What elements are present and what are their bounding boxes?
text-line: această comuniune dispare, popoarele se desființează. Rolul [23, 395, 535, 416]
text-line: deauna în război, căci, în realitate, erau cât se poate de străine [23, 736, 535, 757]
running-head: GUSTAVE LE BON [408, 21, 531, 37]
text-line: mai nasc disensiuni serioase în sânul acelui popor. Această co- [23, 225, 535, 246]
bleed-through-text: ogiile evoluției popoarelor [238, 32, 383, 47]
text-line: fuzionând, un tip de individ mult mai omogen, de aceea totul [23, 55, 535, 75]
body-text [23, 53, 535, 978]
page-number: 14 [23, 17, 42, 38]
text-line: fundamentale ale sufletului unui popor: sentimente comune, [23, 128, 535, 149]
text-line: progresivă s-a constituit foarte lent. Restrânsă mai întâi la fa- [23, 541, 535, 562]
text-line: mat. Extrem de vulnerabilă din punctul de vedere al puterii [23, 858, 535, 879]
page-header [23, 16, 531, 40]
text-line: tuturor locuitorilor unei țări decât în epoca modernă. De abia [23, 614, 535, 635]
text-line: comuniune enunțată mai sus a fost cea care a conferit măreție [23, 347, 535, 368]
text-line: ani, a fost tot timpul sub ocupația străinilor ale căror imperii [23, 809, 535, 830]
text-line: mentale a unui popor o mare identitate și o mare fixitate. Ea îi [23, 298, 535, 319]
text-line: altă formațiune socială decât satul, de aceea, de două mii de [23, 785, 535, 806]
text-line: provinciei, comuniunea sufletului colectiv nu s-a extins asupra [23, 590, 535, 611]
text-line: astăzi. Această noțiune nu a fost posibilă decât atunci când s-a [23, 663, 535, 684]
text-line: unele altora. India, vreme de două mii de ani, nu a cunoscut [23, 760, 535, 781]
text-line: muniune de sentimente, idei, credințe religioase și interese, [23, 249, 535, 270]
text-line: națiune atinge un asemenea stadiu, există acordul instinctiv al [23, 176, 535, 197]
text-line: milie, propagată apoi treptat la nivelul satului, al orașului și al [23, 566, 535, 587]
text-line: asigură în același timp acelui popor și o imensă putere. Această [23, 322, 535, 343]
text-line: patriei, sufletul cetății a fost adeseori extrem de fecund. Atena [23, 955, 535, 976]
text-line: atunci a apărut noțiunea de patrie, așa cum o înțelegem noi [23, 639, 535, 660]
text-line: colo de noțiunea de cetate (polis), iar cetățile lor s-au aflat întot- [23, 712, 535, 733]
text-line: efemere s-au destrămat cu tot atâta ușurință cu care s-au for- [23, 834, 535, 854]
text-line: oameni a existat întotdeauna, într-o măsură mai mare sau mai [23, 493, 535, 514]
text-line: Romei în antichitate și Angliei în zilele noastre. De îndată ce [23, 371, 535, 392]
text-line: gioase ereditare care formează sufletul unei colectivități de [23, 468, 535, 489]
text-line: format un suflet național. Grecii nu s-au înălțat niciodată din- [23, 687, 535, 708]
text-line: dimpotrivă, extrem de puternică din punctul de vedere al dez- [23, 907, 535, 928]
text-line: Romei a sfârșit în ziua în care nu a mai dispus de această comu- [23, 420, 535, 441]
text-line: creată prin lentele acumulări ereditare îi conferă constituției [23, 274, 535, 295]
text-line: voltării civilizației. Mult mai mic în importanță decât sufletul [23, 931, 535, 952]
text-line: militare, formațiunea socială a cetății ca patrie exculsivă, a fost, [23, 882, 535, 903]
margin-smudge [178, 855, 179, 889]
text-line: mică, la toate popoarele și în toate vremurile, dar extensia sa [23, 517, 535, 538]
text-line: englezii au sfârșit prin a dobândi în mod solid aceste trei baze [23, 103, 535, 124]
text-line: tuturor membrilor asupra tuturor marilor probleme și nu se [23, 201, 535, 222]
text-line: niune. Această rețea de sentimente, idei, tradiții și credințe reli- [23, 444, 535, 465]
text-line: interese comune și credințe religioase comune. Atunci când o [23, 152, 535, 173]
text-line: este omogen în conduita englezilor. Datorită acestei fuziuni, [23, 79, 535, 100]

★ ★ ★ ★ ★

WHAT THIS TASK INVOLVES: Reproduce the listing above verbatim, keeping every line and every character unchanged.

RESPONSE BELOW:
What elements are present and what are their bounding boxes?
text-line: această comuniune dispare, popoarele se desființează. Rolul [23, 395, 535, 416]
text-line: deauna în război, căci, în realitate, erau cât se poate de străine [23, 736, 535, 757]
running-head: GUSTAVE LE BON [408, 21, 531, 37]
text-line: mai nasc disensiuni serioase în sânul acelui popor. Această co- [23, 225, 535, 246]
bleed-through-text: ogiile evoluției popoarelor [238, 32, 383, 47]
text-line: fuzionând, un tip de individ mult mai omogen, de aceea totul [23, 55, 535, 75]
body-text [23, 53, 535, 978]
page-number: 14 [23, 17, 42, 38]
text-line: fundamentale ale sufletului unui popor: sentimente comune, [23, 128, 535, 149]
text-line: progresivă s-a constituit foarte lent. Restrânsă mai întâi la fa- [23, 541, 535, 562]
text-line: mat. Extrem de vulnerabilă din punctul de vedere al puterii [23, 858, 535, 879]
page-header [23, 16, 531, 40]
text-line: tuturor locuitorilor unei țări decât în epoca modernă. De abia [23, 614, 535, 635]
text-line: comuniune enunțată mai sus a fost cea care a conferit măreție [23, 347, 535, 368]
text-line: ani, a fost tot timpul sub ocupația străinilor ale căror imperii [23, 809, 535, 830]
text-line: mentale a unui popor o mare identitate și o mare fixitate. Ea îi [23, 298, 535, 319]
text-line: altă formațiune socială decât satul, de aceea, de două mii de [23, 785, 535, 806]
text-line: provinciei, comuniunea sufletului colectiv nu s-a extins asupra [23, 590, 535, 611]
text-line: astăzi. Această noțiune nu a fost posibilă decât atunci când s-a [23, 663, 535, 684]
text-line: unele altora. India, vreme de două mii de ani, nu a cunoscut [23, 760, 535, 781]
text-line: muniune de sentimente, idei, credințe religioase și interese, [23, 249, 535, 270]
text-line: națiune atinge un asemenea stadiu, există acordul instinctiv al [23, 176, 535, 197]
text-line: milie, propagată apoi treptat la nivelul satului, al orașului și al [23, 566, 535, 587]
text-line: asigură în același timp acelui popor și o imensă putere. Această [23, 322, 535, 343]
text-line: patriei, sufletul cetății a fost adeseori extrem de fecund. Atena [23, 955, 535, 976]
text-line: atunci a apărut noțiunea de patrie, așa cum o înțelegem noi [23, 639, 535, 660]
text-line: colo de noțiunea de cetate (polis), iar cetățile lor s-au aflat întot- [23, 712, 535, 733]
text-line: efemere s-au destrămat cu tot atâta ușurință cu care s-au for- [23, 834, 535, 854]
text-line: oameni a existat întotdeauna, într-o măsură mai mare sau mai [23, 493, 535, 514]
text-line: Romei în antichitate și Angliei în zilele noastre. De îndată ce [23, 371, 535, 392]
text-line: gioase ereditare care formează sufletul unei colectivități de [23, 468, 535, 489]
text-line: format un suflet național. Grecii nu s-au înălțat niciodată din- [23, 687, 535, 708]
text-line: dimpotrivă, extrem de puternică din punctul de vedere al dez- [23, 907, 535, 928]
text-line: Romei a sfârșit în ziua în care nu a mai dispus de această comu- [23, 420, 535, 441]
text-line: creată prin lentele acumulări ereditare îi conferă constituției [23, 274, 535, 295]
text-line: voltării civilizației. Mult mai mic în importanță decât sufletul [23, 931, 535, 952]
text-line: militare, formațiunea socială a cetății ca patrie exculsivă, a fost, [23, 882, 535, 903]
margin-smudge [178, 855, 179, 889]
text-line: mică, la toate popoarele și în toate vremurile, dar extensia sa [23, 517, 535, 538]
text-line: englezii au sfârșit prin a dobândi în mod solid aceste trei baze [23, 103, 535, 124]
text-line: tuturor membrilor asupra tuturor marilor probleme și nu se [23, 201, 535, 222]
text-line: niune. Această rețea de sentimente, idei, tradiții și credințe reli- [23, 444, 535, 465]
text-line: interese comune și credințe religioase comune. Atunci când o [23, 152, 535, 173]
text-line: este omogen în conduita englezilor. Datorită acestei fuziuni, [23, 79, 535, 100]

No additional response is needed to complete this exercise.